------ Raw records

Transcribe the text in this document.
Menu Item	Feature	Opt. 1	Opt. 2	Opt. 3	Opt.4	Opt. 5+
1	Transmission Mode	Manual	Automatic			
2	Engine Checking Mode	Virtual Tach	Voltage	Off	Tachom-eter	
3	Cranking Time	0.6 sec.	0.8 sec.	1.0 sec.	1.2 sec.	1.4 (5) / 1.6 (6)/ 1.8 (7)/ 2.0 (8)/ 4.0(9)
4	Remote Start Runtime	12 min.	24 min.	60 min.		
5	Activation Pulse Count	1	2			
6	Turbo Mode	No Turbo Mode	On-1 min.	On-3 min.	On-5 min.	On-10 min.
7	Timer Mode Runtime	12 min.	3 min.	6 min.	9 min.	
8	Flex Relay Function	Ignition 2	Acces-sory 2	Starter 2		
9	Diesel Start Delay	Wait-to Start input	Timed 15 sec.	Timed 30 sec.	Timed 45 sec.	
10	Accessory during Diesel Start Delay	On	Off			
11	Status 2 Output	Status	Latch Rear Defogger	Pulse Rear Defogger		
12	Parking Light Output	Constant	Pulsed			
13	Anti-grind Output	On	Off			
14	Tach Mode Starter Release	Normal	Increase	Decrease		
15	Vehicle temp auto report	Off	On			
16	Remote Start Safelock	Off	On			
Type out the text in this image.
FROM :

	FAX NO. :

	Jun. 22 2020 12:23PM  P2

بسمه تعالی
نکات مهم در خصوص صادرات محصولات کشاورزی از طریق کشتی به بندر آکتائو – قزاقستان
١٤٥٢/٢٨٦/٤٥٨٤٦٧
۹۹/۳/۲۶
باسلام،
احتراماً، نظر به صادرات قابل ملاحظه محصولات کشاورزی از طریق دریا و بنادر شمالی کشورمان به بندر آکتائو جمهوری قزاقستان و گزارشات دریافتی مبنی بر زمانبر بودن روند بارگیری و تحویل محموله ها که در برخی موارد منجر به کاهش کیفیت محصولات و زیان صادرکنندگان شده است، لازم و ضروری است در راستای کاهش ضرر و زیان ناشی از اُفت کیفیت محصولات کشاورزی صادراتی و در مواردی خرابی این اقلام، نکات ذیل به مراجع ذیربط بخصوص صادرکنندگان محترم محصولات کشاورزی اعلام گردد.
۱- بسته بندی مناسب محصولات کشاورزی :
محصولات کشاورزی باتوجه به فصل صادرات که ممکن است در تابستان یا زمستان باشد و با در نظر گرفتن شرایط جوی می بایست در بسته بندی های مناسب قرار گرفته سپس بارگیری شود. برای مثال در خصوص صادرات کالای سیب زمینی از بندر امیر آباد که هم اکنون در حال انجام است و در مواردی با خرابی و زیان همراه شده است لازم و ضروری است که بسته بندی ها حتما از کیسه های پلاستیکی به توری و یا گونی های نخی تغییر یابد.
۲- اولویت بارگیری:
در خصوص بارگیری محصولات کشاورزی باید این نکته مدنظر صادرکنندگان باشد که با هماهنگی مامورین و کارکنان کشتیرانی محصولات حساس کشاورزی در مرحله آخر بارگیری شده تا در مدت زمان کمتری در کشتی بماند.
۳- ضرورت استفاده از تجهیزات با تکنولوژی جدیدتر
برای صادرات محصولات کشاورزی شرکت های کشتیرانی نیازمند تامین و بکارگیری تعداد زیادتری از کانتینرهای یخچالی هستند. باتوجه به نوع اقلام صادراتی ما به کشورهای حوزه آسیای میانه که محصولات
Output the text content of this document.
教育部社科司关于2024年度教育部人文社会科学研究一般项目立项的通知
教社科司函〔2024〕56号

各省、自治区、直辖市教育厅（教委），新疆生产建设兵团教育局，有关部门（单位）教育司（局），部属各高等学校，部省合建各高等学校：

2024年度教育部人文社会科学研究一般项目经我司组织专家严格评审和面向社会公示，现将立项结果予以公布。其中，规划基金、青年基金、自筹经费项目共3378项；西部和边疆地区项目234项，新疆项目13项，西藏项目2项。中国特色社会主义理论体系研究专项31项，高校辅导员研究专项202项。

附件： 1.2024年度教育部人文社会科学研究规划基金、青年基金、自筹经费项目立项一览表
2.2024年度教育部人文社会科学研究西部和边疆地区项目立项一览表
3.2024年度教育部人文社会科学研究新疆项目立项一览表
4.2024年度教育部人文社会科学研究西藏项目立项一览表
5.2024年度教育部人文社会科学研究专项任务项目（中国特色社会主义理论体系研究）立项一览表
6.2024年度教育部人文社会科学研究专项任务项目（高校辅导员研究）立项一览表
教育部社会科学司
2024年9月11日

------------

Given problem
Which lines above hold the word "طریق"? Copy each of them.

Completed exercise
نکات مهم در خصوص صادرات محصولات کشاورزی از طریق کشتی به بندر آکتائو – قزاقستان
احتراماً، نظر به صادرات قابل ملاحظه محصولات کشاورزی از طریق دریا و بنادر شمالی کشورمان به بندر آکتائو جمهوری قزاقستان و گزارشات دریافتی مبنی بر زمانبر بودن روند بارگیری و تحویل محموله ها که در برخی موارد منجر به کاهش کیفیت محصولات و زیان صادرکنندگان شده است، لازم و ضروری است در راستای کاهش ضرر و زیان ناشی از اُفت کیفیت محصولات کشاورزی صادراتی و در مواردی خرابی این اقلام، نکات ذیل به مراجع ذیربط بخصوص صادرکنندگان محترم محصولات کشاورزی اعلام گردد.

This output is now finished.